STATED GOAL:
Give the number of lines in the listing that hold the word "image". Write nothing but that number.

MATERIAL FOR THE TASK:
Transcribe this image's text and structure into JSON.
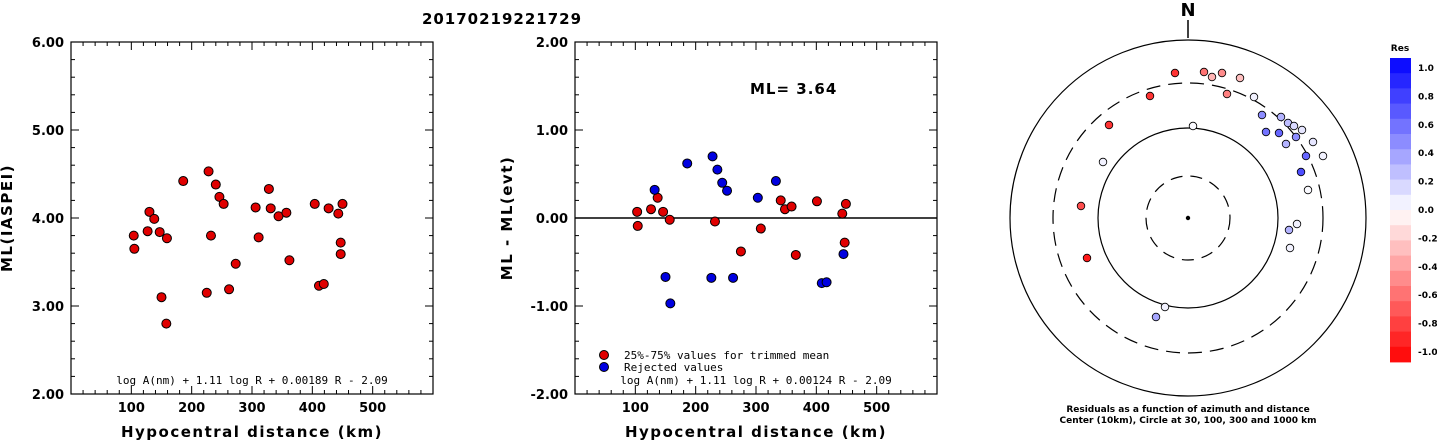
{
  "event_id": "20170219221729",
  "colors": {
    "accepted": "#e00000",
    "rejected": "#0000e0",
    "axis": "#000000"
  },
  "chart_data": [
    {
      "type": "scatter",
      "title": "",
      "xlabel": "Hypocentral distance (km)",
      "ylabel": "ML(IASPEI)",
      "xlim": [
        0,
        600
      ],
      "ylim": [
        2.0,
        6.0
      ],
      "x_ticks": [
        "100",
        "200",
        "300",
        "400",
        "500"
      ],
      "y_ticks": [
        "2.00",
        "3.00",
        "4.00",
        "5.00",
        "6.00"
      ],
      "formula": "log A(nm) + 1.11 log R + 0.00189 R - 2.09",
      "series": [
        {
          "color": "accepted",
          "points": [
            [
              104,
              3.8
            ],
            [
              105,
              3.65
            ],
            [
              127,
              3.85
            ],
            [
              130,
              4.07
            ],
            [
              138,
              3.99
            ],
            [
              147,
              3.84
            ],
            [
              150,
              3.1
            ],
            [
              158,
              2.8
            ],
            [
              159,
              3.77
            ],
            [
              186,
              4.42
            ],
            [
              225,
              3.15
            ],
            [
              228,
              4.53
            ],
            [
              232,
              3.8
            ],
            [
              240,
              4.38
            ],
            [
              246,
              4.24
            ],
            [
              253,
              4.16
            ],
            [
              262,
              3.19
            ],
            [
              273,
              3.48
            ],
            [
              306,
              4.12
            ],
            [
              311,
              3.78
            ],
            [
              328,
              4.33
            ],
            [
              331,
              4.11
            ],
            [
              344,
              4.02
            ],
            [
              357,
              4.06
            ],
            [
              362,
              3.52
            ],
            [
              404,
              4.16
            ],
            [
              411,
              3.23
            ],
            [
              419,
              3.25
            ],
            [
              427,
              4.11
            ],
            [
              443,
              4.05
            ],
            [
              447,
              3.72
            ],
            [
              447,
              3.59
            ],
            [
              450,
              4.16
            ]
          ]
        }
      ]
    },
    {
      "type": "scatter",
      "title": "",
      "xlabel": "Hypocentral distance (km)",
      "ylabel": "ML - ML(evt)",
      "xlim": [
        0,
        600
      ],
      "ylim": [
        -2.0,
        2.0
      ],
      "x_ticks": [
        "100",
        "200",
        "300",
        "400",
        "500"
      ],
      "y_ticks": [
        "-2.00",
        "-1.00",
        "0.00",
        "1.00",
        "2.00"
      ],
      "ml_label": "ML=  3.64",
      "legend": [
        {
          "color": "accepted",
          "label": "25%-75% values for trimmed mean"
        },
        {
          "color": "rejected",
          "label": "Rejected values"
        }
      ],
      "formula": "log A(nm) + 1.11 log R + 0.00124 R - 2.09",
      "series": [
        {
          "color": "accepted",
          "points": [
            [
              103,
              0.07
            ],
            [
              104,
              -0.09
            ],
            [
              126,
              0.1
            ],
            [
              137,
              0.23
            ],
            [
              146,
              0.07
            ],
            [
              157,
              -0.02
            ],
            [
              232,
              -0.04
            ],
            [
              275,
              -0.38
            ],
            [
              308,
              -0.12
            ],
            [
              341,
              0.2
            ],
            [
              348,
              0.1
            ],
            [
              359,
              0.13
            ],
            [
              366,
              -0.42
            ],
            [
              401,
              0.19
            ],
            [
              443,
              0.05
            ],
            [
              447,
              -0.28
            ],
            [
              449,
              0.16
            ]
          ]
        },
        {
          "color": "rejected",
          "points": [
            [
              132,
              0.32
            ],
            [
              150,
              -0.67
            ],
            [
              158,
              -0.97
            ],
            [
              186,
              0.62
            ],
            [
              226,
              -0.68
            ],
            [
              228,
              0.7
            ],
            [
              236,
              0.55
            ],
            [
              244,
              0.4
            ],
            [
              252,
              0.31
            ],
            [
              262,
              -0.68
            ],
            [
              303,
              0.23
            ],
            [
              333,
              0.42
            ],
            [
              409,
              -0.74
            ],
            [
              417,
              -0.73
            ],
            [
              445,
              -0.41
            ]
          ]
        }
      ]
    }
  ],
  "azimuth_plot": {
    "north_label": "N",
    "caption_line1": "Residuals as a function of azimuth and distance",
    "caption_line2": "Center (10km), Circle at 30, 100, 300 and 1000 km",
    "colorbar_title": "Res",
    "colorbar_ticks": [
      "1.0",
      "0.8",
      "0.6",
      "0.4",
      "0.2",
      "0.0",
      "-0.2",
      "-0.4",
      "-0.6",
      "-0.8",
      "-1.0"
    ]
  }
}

* * *

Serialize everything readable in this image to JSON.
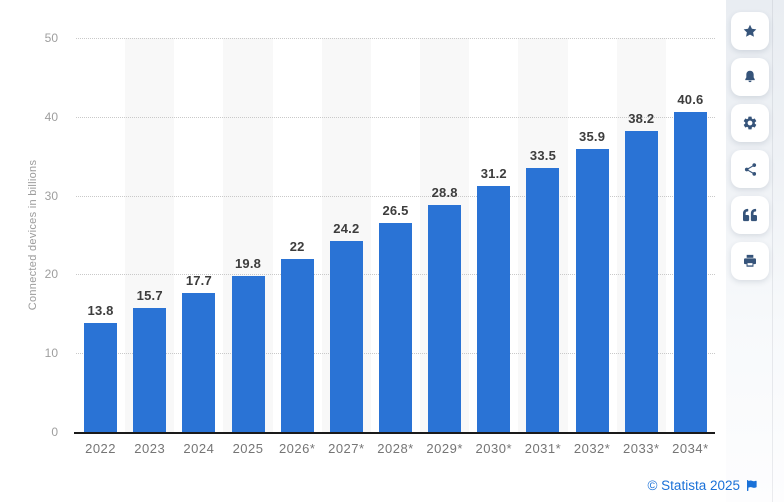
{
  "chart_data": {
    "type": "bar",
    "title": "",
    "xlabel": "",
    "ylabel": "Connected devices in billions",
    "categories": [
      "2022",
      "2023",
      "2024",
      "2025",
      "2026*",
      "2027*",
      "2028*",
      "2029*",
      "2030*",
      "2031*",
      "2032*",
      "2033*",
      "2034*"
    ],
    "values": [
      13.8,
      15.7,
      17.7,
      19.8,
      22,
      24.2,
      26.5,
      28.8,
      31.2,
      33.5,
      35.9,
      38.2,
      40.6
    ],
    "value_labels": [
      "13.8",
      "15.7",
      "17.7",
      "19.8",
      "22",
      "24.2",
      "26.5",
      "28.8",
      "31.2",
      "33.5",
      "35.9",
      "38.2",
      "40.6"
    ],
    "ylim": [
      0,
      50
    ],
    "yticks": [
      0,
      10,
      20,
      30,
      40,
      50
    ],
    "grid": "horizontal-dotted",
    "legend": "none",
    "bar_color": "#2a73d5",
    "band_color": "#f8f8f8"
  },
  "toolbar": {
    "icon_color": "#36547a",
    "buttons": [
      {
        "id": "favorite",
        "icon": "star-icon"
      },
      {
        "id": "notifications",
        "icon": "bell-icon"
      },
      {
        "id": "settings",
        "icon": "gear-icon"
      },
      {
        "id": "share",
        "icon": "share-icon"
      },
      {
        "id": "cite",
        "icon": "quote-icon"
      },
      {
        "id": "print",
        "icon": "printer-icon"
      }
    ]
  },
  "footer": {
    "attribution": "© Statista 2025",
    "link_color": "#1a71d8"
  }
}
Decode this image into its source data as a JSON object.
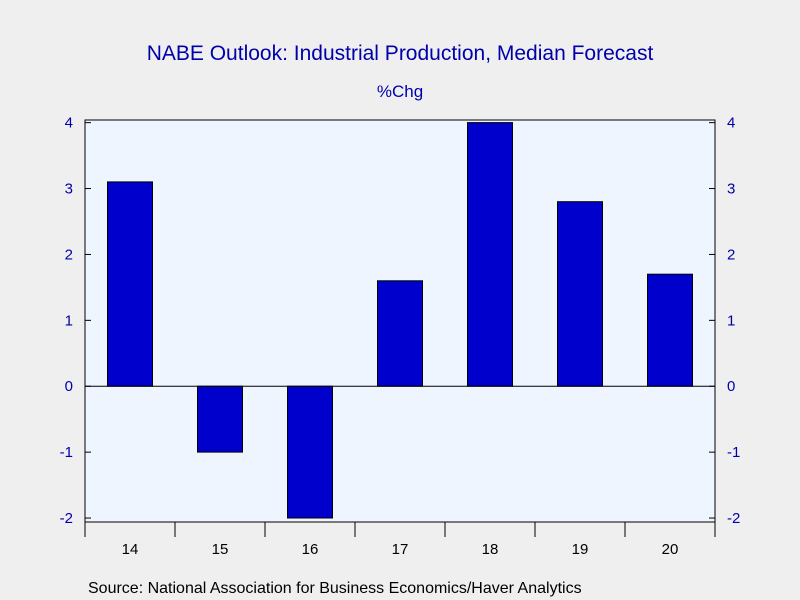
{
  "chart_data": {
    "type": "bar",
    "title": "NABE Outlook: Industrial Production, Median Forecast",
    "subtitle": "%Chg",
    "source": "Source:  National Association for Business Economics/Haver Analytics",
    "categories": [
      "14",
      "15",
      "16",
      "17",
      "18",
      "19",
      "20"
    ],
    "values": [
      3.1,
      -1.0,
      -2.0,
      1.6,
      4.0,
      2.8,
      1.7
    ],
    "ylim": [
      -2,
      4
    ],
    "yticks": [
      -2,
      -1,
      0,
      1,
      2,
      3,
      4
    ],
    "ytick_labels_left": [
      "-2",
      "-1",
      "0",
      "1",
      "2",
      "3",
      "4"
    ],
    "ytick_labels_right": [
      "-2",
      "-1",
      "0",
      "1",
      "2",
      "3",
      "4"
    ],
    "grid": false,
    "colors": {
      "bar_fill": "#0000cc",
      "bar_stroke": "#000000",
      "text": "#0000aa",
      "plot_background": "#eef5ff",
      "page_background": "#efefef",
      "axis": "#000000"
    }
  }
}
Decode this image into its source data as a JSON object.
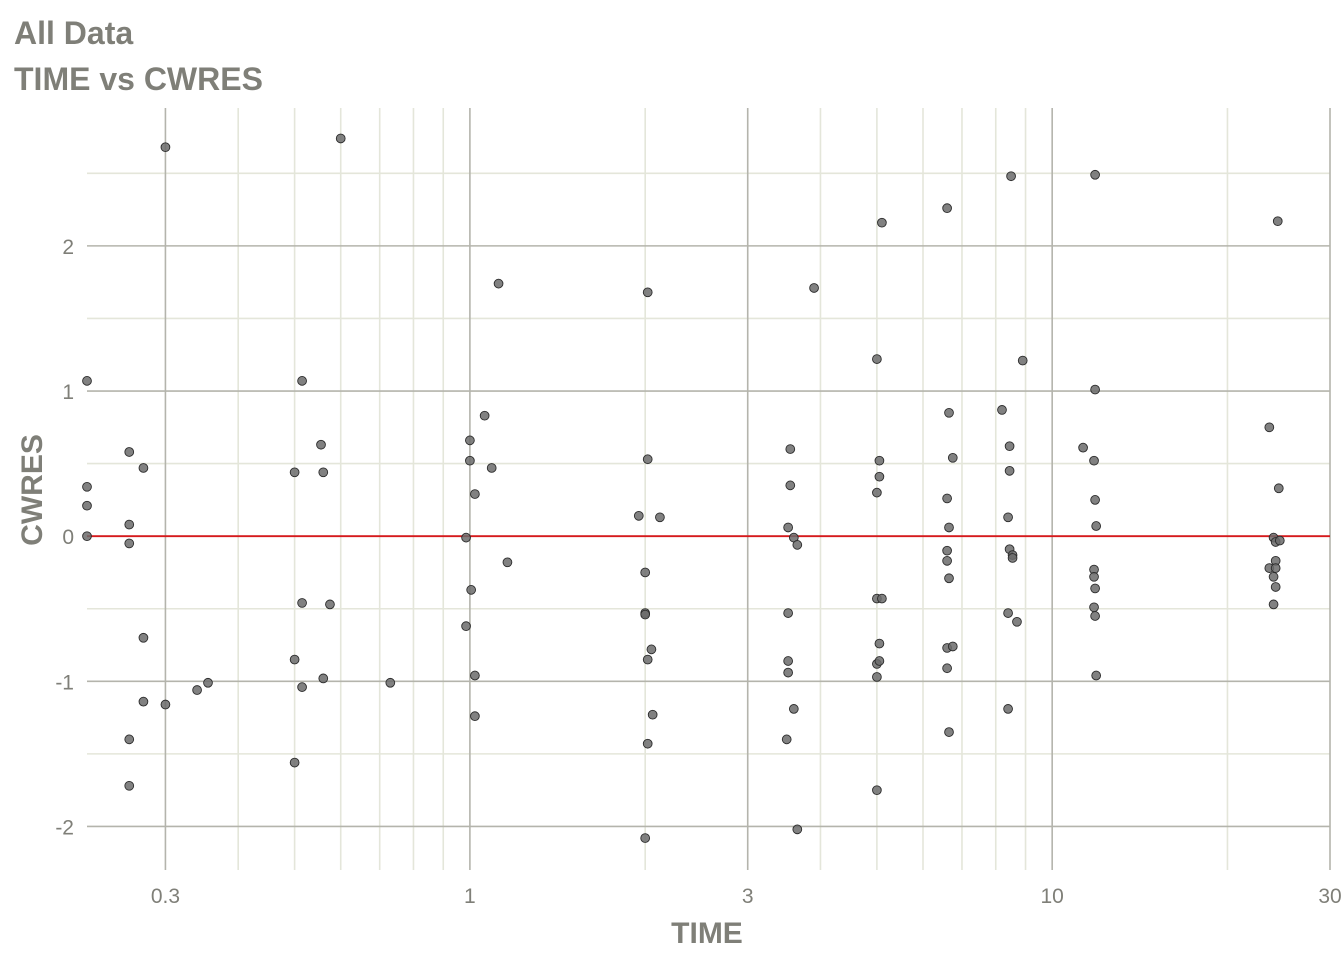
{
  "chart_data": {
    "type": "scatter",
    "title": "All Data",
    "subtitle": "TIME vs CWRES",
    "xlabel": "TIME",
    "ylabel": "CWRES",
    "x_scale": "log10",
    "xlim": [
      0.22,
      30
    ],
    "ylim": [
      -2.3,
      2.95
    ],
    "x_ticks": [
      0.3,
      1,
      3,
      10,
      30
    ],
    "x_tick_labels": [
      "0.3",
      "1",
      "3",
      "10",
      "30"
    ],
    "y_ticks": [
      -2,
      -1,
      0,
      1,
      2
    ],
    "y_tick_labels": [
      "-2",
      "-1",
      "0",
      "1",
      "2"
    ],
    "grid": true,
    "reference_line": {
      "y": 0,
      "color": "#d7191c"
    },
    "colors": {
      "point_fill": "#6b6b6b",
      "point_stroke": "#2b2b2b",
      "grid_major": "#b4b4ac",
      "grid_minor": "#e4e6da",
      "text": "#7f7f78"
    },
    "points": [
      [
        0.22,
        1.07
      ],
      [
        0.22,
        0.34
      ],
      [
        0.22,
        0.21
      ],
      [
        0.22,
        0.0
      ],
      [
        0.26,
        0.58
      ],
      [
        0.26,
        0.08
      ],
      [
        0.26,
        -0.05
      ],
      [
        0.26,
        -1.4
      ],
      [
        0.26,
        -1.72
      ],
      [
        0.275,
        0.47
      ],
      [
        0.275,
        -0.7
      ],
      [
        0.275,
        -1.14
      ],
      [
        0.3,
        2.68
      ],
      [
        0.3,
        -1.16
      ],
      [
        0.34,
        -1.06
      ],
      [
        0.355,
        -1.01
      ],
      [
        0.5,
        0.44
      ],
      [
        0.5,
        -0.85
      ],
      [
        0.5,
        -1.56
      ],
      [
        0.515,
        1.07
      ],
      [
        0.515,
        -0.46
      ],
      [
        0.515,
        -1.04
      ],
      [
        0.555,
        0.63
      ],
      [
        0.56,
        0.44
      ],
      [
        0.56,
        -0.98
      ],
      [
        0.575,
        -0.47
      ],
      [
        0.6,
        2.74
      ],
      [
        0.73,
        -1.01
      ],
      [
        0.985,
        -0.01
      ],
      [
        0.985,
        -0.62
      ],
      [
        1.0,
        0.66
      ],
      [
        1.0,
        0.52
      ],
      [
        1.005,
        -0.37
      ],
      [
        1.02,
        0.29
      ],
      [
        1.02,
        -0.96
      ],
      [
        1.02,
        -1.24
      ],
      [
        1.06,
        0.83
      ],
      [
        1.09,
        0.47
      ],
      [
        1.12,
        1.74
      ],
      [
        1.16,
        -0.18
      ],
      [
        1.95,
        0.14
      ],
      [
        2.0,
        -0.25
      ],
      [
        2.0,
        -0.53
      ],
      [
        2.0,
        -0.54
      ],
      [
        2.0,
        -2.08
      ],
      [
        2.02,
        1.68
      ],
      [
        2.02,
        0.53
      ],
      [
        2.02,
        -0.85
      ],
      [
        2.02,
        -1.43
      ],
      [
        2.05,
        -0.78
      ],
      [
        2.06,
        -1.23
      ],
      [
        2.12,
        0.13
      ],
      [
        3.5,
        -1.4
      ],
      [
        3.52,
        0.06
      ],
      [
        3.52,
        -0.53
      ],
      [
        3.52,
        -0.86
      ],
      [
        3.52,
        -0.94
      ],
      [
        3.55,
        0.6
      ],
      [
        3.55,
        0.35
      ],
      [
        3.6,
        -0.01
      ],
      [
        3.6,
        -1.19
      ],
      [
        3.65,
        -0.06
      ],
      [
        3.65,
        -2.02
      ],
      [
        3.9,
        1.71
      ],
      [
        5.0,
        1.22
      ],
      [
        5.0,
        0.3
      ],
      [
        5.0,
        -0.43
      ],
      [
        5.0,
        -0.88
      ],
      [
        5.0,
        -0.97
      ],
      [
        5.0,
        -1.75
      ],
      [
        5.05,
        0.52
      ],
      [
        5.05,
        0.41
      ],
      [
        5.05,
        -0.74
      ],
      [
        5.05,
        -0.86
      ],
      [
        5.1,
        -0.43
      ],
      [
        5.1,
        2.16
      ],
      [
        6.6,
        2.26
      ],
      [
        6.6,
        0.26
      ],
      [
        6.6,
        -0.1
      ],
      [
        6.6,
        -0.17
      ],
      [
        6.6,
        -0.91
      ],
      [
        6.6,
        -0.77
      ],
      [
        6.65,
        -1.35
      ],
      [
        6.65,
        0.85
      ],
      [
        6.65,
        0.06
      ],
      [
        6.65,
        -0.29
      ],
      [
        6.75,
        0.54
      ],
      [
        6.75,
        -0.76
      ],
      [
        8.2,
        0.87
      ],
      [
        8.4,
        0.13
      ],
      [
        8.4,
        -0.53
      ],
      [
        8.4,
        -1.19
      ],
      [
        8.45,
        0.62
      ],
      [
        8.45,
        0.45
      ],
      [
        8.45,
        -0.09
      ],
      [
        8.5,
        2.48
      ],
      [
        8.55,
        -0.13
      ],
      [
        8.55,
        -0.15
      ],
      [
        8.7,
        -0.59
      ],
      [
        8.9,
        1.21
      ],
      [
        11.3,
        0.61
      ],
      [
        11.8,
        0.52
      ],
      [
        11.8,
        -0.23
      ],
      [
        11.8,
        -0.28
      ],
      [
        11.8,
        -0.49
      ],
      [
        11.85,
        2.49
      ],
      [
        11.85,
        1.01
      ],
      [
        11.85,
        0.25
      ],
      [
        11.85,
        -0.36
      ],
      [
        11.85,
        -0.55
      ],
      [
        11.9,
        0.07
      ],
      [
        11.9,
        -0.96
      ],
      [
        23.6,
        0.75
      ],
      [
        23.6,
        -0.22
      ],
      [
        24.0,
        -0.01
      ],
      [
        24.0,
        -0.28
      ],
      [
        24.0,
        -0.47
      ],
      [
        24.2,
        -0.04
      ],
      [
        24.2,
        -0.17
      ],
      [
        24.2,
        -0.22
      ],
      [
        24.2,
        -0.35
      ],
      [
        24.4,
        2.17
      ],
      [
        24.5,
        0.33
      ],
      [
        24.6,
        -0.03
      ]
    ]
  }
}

THE COMPLETED TASK:
4